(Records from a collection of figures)

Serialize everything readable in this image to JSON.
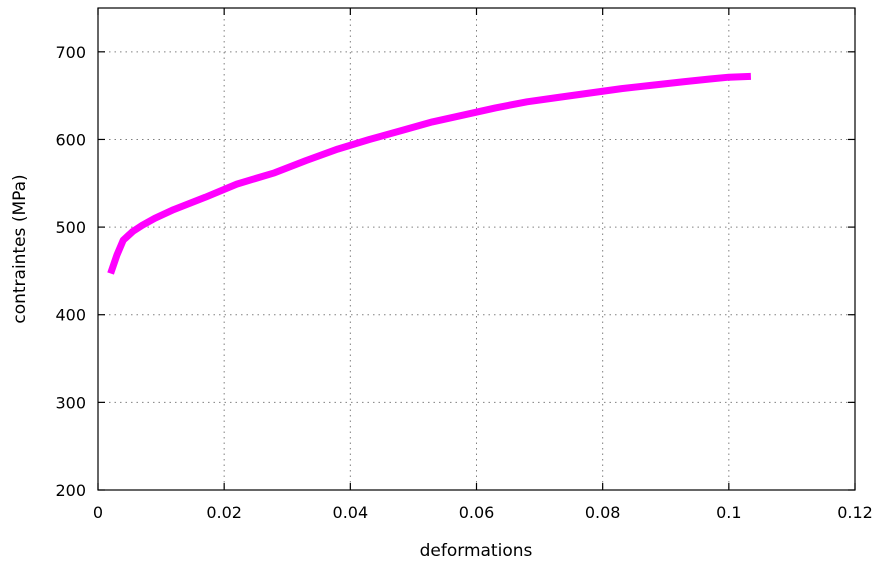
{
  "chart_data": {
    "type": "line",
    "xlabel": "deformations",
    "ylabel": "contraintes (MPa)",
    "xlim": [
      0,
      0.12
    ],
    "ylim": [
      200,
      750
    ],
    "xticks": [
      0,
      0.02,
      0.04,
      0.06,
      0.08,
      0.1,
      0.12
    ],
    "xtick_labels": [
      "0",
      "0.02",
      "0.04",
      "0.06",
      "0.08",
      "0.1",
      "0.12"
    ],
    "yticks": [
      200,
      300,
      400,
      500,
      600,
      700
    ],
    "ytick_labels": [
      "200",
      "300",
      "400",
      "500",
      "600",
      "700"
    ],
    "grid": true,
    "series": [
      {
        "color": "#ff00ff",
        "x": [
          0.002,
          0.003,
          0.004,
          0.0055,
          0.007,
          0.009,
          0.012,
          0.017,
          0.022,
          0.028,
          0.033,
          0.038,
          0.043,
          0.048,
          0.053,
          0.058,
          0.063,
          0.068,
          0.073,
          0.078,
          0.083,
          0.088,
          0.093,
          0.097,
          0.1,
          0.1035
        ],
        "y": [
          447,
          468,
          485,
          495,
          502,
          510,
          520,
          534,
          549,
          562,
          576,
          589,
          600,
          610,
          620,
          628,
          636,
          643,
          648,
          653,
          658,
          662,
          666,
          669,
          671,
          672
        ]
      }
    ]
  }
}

■ YOUR TASK ■
Pictures appear in the records above. Output everything except them, exactly.

■ EXPECTED ANSWER ■
Serialize everything readable in this image to JSON.
{
  "chart_data": {
    "type": "line",
    "xlabel": "deformations",
    "ylabel": "contraintes (MPa)",
    "xlim": [
      0,
      0.12
    ],
    "ylim": [
      200,
      750
    ],
    "xticks": [
      0,
      0.02,
      0.04,
      0.06,
      0.08,
      0.1,
      0.12
    ],
    "xtick_labels": [
      "0",
      "0.02",
      "0.04",
      "0.06",
      "0.08",
      "0.1",
      "0.12"
    ],
    "yticks": [
      200,
      300,
      400,
      500,
      600,
      700
    ],
    "ytick_labels": [
      "200",
      "300",
      "400",
      "500",
      "600",
      "700"
    ],
    "grid": true,
    "series": [
      {
        "color": "#ff00ff",
        "x": [
          0.002,
          0.003,
          0.004,
          0.0055,
          0.007,
          0.009,
          0.012,
          0.017,
          0.022,
          0.028,
          0.033,
          0.038,
          0.043,
          0.048,
          0.053,
          0.058,
          0.063,
          0.068,
          0.073,
          0.078,
          0.083,
          0.088,
          0.093,
          0.097,
          0.1,
          0.1035
        ],
        "y": [
          447,
          468,
          485,
          495,
          502,
          510,
          520,
          534,
          549,
          562,
          576,
          589,
          600,
          610,
          620,
          628,
          636,
          643,
          648,
          653,
          658,
          662,
          666,
          669,
          671,
          672
        ]
      }
    ]
  }
}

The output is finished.